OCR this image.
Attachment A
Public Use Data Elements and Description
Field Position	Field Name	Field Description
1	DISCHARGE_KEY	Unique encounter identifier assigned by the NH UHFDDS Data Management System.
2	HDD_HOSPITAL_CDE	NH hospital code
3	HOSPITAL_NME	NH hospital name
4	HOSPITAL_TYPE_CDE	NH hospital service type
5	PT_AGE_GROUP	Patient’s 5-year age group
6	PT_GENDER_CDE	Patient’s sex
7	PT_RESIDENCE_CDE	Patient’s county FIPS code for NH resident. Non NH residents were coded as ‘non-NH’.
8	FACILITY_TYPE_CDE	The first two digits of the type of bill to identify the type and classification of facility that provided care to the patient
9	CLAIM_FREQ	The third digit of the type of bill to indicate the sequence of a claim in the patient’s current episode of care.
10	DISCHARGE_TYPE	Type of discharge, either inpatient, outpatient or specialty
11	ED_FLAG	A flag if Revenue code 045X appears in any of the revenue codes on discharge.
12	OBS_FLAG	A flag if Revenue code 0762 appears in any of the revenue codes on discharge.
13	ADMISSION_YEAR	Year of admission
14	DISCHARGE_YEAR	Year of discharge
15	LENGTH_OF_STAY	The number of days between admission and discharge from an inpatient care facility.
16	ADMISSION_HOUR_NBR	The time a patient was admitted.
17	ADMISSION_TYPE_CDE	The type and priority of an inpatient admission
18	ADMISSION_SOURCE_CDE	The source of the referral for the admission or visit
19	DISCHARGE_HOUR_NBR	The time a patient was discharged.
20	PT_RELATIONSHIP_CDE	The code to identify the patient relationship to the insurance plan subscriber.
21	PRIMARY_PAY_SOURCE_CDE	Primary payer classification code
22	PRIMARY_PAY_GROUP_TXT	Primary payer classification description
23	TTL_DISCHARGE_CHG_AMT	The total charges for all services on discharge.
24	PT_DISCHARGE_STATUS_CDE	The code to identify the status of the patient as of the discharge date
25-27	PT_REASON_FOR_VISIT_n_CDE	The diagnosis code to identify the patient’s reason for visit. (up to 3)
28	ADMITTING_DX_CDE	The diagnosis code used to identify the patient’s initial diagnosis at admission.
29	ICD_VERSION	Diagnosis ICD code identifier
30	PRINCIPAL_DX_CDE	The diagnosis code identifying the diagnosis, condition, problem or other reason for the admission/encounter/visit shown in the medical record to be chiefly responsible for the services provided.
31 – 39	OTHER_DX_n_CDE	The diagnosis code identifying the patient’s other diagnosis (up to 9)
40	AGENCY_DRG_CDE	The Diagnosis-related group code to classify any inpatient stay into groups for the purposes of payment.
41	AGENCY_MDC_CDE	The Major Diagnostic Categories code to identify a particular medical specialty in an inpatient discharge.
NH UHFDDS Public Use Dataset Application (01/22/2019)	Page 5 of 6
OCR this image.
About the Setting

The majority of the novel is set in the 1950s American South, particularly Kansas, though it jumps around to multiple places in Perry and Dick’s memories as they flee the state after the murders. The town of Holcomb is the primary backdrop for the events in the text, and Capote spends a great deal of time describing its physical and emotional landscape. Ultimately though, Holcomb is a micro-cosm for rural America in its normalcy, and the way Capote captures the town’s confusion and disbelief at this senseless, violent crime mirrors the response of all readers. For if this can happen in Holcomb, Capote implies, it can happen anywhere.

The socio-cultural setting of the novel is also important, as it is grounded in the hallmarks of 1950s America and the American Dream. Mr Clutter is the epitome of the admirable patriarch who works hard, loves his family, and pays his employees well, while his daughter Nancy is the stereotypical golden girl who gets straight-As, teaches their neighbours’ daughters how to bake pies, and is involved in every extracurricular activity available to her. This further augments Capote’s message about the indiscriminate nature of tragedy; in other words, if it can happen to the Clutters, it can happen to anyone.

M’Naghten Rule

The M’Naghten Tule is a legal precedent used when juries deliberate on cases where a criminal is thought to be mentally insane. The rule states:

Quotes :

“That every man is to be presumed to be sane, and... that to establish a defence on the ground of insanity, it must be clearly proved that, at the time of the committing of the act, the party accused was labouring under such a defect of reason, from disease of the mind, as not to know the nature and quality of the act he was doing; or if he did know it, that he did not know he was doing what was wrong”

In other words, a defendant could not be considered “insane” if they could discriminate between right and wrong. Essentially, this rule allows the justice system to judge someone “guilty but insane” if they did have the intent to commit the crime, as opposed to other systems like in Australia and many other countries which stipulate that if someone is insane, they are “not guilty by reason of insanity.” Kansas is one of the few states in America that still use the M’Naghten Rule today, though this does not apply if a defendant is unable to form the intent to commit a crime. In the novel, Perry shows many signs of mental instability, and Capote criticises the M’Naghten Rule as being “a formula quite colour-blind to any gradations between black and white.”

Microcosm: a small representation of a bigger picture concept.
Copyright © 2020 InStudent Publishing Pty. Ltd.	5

-*-

# Exercise directions:
Gather up the lines that contain the word "crime".

# Solution to this exercise:
The majority of the novel is set in the 1950s American South, particularly Kansas, though it jumps around to multiple places in Perry and Dick’s memories as they flee the state after the murders. The town of Holcomb is the primary backdrop for the events in the text, and Capote spends a great deal of time describing its physical and emotional landscape. Ultimately though, Holcomb is a micro-cosm for rural America in its normalcy, and the way Capote captures the town’s confusion and disbelief at this senseless, violent crime mirrors the response of all readers. For if this can happen in Holcomb, Capote implies, it can happen anywhere.
In other words, a defendant could not be considered “insane” if they could discriminate between right and wrong. Essentially, this rule allows the justice system to judge someone “guilty but insane” if they did have the intent to commit the crime, as opposed to other systems like in Australia and many other countries which stipulate that if someone is insane, they are “not guilty by reason of insanity.” Kansas is one of the few states in America that still use the M’Naghten Rule today, though this does not apply if a defendant is unable to form the intent to commit a crime. In the novel, Perry shows many signs of mental instability, and Capote criticises the M’Naghten Rule as being “a formula quite colour-blind to any gradations between black and white.”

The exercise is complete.